## Problem requirements
Determine how many lines contain the string "difference". Reply with that figure and nothing else.

## Rows from a dataset
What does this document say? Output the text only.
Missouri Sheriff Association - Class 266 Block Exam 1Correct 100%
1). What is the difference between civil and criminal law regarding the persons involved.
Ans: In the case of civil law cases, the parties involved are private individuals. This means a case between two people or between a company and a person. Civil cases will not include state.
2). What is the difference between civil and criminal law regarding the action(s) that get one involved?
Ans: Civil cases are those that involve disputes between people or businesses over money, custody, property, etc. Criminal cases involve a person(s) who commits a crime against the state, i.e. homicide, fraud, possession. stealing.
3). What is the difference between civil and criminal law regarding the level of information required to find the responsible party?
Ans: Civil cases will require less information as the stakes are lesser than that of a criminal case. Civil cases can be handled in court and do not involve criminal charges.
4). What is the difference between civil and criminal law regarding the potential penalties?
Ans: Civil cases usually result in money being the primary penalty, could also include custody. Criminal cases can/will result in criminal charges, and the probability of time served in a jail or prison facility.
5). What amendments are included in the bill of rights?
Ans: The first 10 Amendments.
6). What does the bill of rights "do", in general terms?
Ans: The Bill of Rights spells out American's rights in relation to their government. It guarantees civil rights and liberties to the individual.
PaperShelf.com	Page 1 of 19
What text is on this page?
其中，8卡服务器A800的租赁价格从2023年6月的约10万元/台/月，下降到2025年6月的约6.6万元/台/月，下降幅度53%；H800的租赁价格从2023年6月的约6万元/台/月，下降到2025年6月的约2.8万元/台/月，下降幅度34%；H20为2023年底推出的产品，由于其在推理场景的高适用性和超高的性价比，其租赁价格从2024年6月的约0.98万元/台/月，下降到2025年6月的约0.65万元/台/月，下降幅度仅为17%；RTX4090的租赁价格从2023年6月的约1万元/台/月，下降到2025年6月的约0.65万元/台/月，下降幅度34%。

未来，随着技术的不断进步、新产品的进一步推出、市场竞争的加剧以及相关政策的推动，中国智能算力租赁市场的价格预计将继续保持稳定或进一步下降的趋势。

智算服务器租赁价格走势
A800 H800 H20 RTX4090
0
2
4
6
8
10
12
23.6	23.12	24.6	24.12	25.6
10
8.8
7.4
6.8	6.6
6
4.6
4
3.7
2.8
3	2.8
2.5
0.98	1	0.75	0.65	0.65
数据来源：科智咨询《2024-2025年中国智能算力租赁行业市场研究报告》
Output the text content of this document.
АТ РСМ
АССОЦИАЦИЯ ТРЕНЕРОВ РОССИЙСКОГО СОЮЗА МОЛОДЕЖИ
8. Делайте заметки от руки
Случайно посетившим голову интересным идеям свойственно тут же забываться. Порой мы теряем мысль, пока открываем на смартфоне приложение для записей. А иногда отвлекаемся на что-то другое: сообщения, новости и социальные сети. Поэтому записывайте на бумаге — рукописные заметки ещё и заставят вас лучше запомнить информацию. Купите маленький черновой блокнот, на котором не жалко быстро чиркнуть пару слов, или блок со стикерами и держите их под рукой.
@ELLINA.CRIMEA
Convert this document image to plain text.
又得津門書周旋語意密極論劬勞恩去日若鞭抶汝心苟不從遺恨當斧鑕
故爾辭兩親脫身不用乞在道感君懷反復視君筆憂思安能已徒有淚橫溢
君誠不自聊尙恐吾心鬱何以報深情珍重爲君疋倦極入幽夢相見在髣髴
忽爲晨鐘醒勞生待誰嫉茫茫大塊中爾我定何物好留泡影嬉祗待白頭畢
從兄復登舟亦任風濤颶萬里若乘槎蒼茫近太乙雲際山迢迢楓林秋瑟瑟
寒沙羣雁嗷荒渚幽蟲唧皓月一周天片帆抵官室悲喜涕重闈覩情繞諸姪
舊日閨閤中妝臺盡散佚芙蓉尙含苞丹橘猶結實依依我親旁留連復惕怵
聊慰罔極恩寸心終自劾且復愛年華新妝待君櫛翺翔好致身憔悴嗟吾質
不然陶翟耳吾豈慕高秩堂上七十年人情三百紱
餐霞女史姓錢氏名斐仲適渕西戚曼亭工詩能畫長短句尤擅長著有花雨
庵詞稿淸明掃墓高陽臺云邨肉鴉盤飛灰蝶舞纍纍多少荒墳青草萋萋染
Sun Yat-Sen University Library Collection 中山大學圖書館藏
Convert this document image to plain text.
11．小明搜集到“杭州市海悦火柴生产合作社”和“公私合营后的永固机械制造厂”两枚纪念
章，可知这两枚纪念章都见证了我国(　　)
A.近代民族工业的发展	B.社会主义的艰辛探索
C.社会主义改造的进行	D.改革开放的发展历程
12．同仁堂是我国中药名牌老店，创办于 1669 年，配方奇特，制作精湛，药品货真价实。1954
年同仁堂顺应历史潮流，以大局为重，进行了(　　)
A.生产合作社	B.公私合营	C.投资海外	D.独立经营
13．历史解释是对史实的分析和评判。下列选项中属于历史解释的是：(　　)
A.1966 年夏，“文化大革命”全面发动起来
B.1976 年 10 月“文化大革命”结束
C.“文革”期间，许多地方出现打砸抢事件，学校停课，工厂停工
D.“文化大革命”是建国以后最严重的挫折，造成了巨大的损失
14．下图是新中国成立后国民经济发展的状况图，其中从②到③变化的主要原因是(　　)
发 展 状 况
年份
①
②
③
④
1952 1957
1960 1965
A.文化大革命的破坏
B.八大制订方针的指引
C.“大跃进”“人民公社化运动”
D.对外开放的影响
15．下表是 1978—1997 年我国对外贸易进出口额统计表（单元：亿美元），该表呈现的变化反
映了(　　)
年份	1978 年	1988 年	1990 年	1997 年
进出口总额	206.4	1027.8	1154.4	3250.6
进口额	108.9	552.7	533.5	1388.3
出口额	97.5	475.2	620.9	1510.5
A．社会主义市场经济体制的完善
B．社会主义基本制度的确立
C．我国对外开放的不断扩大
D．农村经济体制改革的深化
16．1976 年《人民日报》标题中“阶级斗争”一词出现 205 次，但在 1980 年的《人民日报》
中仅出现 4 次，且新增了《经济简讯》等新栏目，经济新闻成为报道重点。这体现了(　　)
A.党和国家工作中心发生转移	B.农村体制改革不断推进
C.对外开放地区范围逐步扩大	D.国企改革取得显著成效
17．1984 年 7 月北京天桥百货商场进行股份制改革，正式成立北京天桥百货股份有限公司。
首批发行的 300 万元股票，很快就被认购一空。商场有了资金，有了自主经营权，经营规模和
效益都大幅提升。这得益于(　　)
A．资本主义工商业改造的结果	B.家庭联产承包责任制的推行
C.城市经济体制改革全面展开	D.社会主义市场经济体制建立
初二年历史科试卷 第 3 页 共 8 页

## The response
4